- **AIM OF THE TASK**
In full and without alteration, give the listing again.

──────── DATA RECORDS

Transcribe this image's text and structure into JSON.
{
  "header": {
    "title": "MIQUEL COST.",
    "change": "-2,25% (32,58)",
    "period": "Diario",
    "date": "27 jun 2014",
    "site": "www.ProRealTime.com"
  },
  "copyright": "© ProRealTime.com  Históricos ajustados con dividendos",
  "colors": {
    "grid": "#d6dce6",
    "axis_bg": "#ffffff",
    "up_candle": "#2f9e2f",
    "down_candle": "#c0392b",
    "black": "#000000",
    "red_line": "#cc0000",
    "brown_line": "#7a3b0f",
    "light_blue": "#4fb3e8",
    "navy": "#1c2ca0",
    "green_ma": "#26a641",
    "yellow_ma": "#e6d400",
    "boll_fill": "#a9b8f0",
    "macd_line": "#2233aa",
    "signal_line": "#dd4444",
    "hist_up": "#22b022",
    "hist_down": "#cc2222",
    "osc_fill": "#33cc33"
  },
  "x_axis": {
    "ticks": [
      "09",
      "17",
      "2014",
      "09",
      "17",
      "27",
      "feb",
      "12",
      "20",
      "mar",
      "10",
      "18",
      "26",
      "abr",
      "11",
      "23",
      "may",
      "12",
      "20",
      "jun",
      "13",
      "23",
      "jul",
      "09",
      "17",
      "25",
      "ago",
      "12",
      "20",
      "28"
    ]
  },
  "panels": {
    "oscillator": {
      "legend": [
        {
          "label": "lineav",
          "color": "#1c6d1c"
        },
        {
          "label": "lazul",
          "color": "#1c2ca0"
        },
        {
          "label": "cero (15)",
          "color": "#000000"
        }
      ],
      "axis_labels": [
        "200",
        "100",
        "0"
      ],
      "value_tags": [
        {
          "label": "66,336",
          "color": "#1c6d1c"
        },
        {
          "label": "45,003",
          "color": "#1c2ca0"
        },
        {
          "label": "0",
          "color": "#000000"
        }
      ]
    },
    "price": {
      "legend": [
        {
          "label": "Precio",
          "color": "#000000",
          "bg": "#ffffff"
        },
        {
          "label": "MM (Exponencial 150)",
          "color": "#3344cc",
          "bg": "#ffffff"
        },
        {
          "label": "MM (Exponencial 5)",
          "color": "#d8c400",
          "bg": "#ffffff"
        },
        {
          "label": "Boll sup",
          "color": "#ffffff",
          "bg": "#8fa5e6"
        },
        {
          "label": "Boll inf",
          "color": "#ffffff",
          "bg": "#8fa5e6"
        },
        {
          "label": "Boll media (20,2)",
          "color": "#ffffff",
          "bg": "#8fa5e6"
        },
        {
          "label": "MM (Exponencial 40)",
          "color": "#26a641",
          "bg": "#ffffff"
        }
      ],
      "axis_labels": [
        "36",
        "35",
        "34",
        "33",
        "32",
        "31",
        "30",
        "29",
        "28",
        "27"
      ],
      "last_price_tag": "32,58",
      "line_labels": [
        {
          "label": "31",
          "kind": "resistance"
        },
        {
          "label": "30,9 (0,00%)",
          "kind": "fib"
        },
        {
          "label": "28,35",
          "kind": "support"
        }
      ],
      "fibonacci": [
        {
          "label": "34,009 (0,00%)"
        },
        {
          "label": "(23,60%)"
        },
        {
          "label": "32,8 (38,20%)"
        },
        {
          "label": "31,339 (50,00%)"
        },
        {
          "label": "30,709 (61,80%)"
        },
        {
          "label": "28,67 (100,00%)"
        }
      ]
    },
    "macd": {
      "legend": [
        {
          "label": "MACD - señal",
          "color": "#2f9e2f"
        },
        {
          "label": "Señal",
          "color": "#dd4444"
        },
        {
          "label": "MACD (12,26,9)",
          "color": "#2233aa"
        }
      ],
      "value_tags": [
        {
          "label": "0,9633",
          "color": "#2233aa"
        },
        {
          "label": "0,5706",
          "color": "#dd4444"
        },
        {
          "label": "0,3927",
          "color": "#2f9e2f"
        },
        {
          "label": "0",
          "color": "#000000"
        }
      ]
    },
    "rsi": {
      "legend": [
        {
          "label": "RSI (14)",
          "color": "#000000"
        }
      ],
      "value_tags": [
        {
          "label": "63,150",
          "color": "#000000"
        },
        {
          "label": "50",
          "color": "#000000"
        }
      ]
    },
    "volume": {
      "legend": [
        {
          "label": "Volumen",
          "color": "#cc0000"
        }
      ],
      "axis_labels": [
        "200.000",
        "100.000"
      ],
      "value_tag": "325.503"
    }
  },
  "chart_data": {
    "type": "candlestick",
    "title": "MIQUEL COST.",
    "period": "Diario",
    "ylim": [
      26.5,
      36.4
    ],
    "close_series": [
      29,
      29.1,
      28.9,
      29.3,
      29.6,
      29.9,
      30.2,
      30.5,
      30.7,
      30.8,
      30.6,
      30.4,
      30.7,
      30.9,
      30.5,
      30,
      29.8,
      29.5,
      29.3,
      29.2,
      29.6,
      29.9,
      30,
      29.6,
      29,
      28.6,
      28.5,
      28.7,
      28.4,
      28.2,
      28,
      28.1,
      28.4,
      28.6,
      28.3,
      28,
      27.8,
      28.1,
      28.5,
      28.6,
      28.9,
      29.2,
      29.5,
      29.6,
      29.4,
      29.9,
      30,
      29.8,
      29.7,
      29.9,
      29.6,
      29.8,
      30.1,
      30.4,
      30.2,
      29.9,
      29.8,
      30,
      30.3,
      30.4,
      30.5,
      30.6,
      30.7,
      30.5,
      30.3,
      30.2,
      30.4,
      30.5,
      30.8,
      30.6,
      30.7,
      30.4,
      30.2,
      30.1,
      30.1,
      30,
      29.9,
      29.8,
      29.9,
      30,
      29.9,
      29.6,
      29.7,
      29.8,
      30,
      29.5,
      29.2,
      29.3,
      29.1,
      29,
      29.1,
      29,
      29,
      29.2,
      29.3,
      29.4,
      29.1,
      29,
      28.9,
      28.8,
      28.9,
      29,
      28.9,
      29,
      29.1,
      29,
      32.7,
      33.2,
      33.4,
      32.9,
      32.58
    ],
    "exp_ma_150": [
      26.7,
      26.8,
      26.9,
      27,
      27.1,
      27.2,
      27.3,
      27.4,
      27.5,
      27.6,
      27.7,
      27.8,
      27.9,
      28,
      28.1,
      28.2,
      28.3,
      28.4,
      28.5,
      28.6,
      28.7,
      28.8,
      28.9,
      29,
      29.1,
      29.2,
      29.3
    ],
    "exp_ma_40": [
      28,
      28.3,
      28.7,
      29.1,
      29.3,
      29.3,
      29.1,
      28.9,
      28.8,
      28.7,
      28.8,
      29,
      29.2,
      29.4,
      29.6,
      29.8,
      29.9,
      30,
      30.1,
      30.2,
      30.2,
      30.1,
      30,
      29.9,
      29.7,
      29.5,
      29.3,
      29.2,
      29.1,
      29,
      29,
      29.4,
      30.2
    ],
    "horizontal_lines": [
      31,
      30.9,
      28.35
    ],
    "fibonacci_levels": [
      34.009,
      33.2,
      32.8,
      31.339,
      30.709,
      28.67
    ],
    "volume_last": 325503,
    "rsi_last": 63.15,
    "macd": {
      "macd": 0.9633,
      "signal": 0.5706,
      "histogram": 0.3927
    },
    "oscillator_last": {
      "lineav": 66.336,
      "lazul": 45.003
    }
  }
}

────────────────

- **RESPONSE**
Transcribe this image's text and structure into JSON.
{
  "header": {
    "title": "MIQUEL COST.",
    "change": "-2,25% (32,58)",
    "period": "Diario",
    "date": "27 jun 2014",
    "site": "www.ProRealTime.com"
  },
  "copyright": "© ProRealTime.com  Históricos ajustados con dividendos",
  "colors": {
    "grid": "#d6dce6",
    "axis_bg": "#ffffff",
    "up_candle": "#2f9e2f",
    "down_candle": "#c0392b",
    "black": "#000000",
    "red_line": "#cc0000",
    "brown_line": "#7a3b0f",
    "light_blue": "#4fb3e8",
    "navy": "#1c2ca0",
    "green_ma": "#26a641",
    "yellow_ma": "#e6d400",
    "boll_fill": "#a9b8f0",
    "macd_line": "#2233aa",
    "signal_line": "#dd4444",
    "hist_up": "#22b022",
    "hist_down": "#cc2222",
    "osc_fill": "#33cc33"
  },
  "x_axis": {
    "ticks": [
      "09",
      "17",
      "2014",
      "09",
      "17",
      "27",
      "feb",
      "12",
      "20",
      "mar",
      "10",
      "18",
      "26",
      "abr",
      "11",
      "23",
      "may",
      "12",
      "20",
      "jun",
      "13",
      "23",
      "jul",
      "09",
      "17",
      "25",
      "ago",
      "12",
      "20",
      "28"
    ]
  },
  "panels": {
    "oscillator": {
      "legend": [
        {
          "label": "lineav",
          "color": "#1c6d1c"
        },
        {
          "label": "lazul",
          "color": "#1c2ca0"
        },
        {
          "label": "cero (15)",
          "color": "#000000"
        }
      ],
      "axis_labels": [
        "200",
        "100",
        "0"
      ],
      "value_tags": [
        {
          "label": "66,336",
          "color": "#1c6d1c"
        },
        {
          "label": "45,003",
          "color": "#1c2ca0"
        },
        {
          "label": "0",
          "color": "#000000"
        }
      ]
    },
    "price": {
      "legend": [
        {
          "label": "Precio",
          "color": "#000000",
          "bg": "#ffffff"
        },
        {
          "label": "MM (Exponencial 150)",
          "color": "#3344cc",
          "bg": "#ffffff"
        },
        {
          "label": "MM (Exponencial 5)",
          "color": "#d8c400",
          "bg": "#ffffff"
        },
        {
          "label": "Boll sup",
          "color": "#ffffff",
          "bg": "#8fa5e6"
        },
        {
          "label": "Boll inf",
          "color": "#ffffff",
          "bg": "#8fa5e6"
        },
        {
          "label": "Boll media (20,2)",
          "color": "#ffffff",
          "bg": "#8fa5e6"
        },
        {
          "label": "MM (Exponencial 40)",
          "color": "#26a641",
          "bg": "#ffffff"
        }
      ],
      "axis_labels": [
        "36",
        "35",
        "34",
        "33",
        "32",
        "31",
        "30",
        "29",
        "28",
        "27"
      ],
      "last_price_tag": "32,58",
      "line_labels": [
        {
          "label": "31",
          "kind": "resistance"
        },
        {
          "label": "30,9 (0,00%)",
          "kind": "fib"
        },
        {
          "label": "28,35",
          "kind": "support"
        }
      ],
      "fibonacci": [
        {
          "label": "34,009 (0,00%)"
        },
        {
          "label": "(23,60%)"
        },
        {
          "label": "32,8 (38,20%)"
        },
        {
          "label": "31,339 (50,00%)"
        },
        {
          "label": "30,709 (61,80%)"
        },
        {
          "label": "28,67 (100,00%)"
        }
      ]
    },
    "macd": {
      "legend": [
        {
          "label": "MACD - señal",
          "color": "#2f9e2f"
        },
        {
          "label": "Señal",
          "color": "#dd4444"
        },
        {
          "label": "MACD (12,26,9)",
          "color": "#2233aa"
        }
      ],
      "value_tags": [
        {
          "label": "0,9633",
          "color": "#2233aa"
        },
        {
          "label": "0,5706",
          "color": "#dd4444"
        },
        {
          "label": "0,3927",
          "color": "#2f9e2f"
        },
        {
          "label": "0",
          "color": "#000000"
        }
      ]
    },
    "rsi": {
      "legend": [
        {
          "label": "RSI (14)",
          "color": "#000000"
        }
      ],
      "value_tags": [
        {
          "label": "63,150",
          "color": "#000000"
        },
        {
          "label": "50",
          "color": "#000000"
        }
      ]
    },
    "volume": {
      "legend": [
        {
          "label": "Volumen",
          "color": "#cc0000"
        }
      ],
      "axis_labels": [
        "200.000",
        "100.000"
      ],
      "value_tag": "325.503"
    }
  },
  "chart_data": {
    "type": "candlestick",
    "title": "MIQUEL COST.",
    "period": "Diario",
    "ylim": [
      26.5,
      36.4
    ],
    "close_series": [
      29,
      29.1,
      28.9,
      29.3,
      29.6,
      29.9,
      30.2,
      30.5,
      30.7,
      30.8,
      30.6,
      30.4,
      30.7,
      30.9,
      30.5,
      30,
      29.8,
      29.5,
      29.3,
      29.2,
      29.6,
      29.9,
      30,
      29.6,
      29,
      28.6,
      28.5,
      28.7,
      28.4,
      28.2,
      28,
      28.1,
      28.4,
      28.6,
      28.3,
      28,
      27.8,
      28.1,
      28.5,
      28.6,
      28.9,
      29.2,
      29.5,
      29.6,
      29.4,
      29.9,
      30,
      29.8,
      29.7,
      29.9,
      29.6,
      29.8,
      30.1,
      30.4,
      30.2,
      29.9,
      29.8,
      30,
      30.3,
      30.4,
      30.5,
      30.6,
      30.7,
      30.5,
      30.3,
      30.2,
      30.4,
      30.5,
      30.8,
      30.6,
      30.7,
      30.4,
      30.2,
      30.1,
      30.1,
      30,
      29.9,
      29.8,
      29.9,
      30,
      29.9,
      29.6,
      29.7,
      29.8,
      30,
      29.5,
      29.2,
      29.3,
      29.1,
      29,
      29.1,
      29,
      29,
      29.2,
      29.3,
      29.4,
      29.1,
      29,
      28.9,
      28.8,
      28.9,
      29,
      28.9,
      29,
      29.1,
      29,
      32.7,
      33.2,
      33.4,
      32.9,
      32.58
    ],
    "exp_ma_150": [
      26.7,
      26.8,
      26.9,
      27,
      27.1,
      27.2,
      27.3,
      27.4,
      27.5,
      27.6,
      27.7,
      27.8,
      27.9,
      28,
      28.1,
      28.2,
      28.3,
      28.4,
      28.5,
      28.6,
      28.7,
      28.8,
      28.9,
      29,
      29.1,
      29.2,
      29.3
    ],
    "exp_ma_40": [
      28,
      28.3,
      28.7,
      29.1,
      29.3,
      29.3,
      29.1,
      28.9,
      28.8,
      28.7,
      28.8,
      29,
      29.2,
      29.4,
      29.6,
      29.8,
      29.9,
      30,
      30.1,
      30.2,
      30.2,
      30.1,
      30,
      29.9,
      29.7,
      29.5,
      29.3,
      29.2,
      29.1,
      29,
      29,
      29.4,
      30.2
    ],
    "horizontal_lines": [
      31,
      30.9,
      28.35
    ],
    "fibonacci_levels": [
      34.009,
      33.2,
      32.8,
      31.339,
      30.709,
      28.67
    ],
    "volume_last": 325503,
    "rsi_last": 63.15,
    "macd": {
      "macd": 0.9633,
      "signal": 0.5706,
      "histogram": 0.3927
    },
    "oscillator_last": {
      "lineav": 66.336,
      "lazul": 45.003
    }
  }
}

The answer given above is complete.